Would you pull out every line of the material that contains the string "title"?

** Start DATA EXCERPTS **

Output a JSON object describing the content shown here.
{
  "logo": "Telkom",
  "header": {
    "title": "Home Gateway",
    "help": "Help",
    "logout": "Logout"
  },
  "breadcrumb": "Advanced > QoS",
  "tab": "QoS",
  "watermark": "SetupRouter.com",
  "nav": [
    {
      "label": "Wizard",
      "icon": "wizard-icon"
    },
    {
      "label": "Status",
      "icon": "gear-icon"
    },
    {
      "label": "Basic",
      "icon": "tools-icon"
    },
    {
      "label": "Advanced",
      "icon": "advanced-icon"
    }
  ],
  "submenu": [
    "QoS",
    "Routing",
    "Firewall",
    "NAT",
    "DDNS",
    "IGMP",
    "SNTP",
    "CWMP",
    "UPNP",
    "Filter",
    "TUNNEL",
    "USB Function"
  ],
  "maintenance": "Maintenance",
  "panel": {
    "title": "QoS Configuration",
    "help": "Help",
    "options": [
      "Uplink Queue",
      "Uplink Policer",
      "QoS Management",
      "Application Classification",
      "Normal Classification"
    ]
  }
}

** End DATA EXCERPTS **
** Start DATA EXCERPTS **

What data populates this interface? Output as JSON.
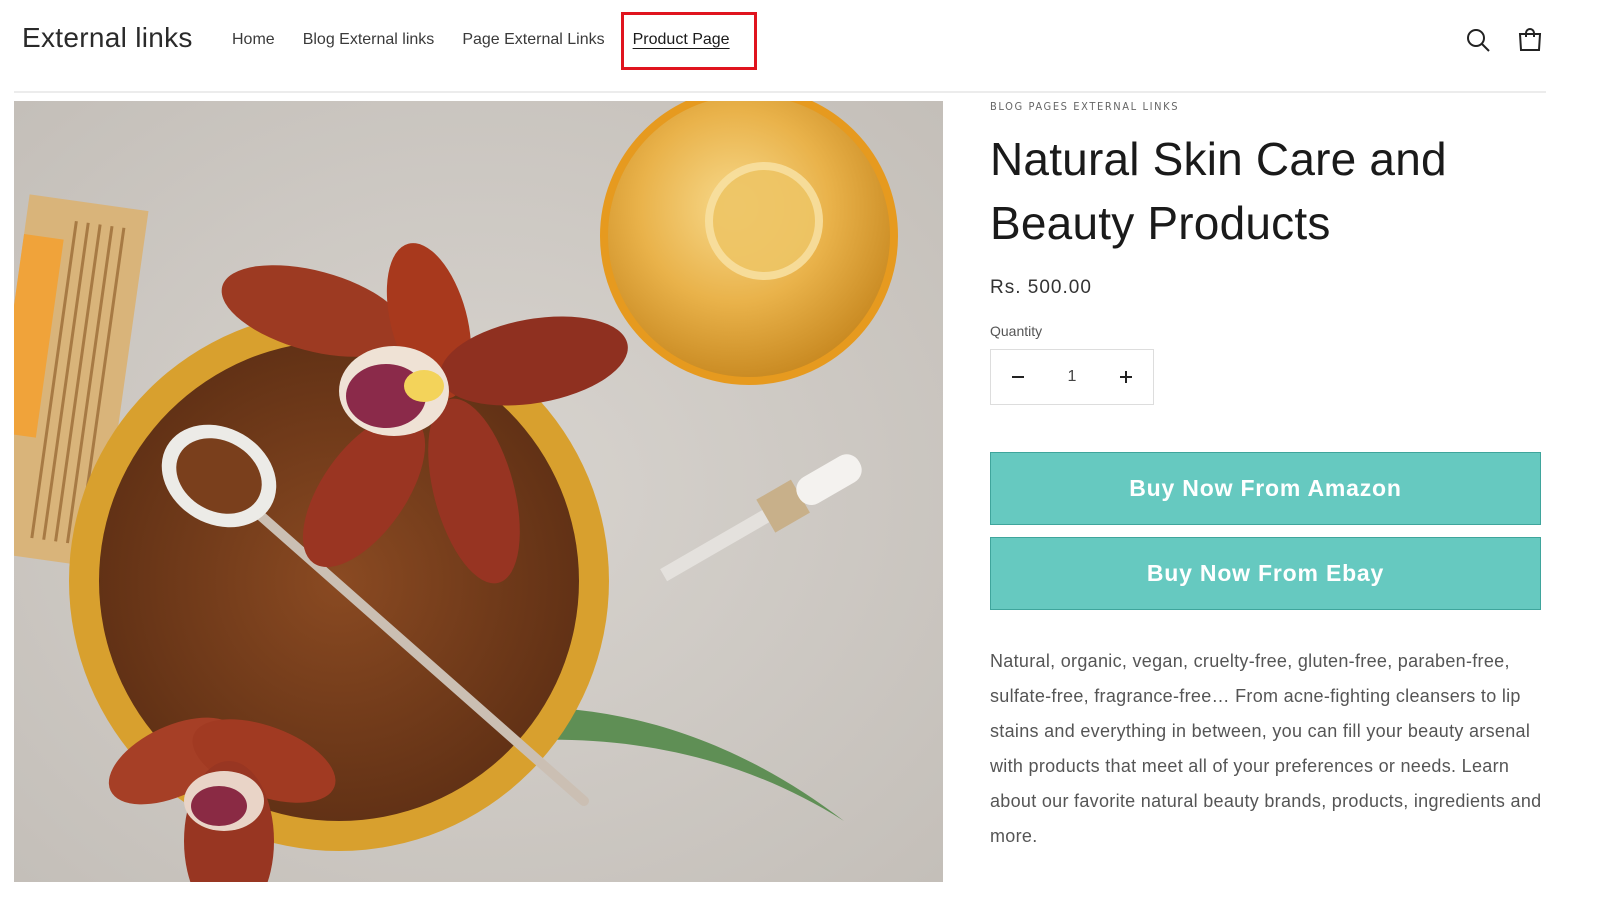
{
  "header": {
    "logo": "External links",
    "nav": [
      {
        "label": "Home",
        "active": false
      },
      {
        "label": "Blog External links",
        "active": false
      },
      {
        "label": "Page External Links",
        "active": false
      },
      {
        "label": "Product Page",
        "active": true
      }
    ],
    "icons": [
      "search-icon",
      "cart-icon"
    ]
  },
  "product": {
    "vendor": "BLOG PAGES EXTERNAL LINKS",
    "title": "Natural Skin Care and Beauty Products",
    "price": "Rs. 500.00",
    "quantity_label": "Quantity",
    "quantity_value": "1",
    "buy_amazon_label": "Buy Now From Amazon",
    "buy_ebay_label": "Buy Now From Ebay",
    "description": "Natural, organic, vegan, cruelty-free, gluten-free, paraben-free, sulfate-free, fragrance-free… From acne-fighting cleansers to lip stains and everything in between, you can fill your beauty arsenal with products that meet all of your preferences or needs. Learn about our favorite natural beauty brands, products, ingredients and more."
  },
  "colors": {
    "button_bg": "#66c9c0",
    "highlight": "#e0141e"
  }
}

** End DATA EXCERPTS **

RESPONSE TO THIS EXERCISE>
    "title": "Home Gateway",
    "title": "QoS Configuration",
    "title": "Natural Skin Care and Beauty Products",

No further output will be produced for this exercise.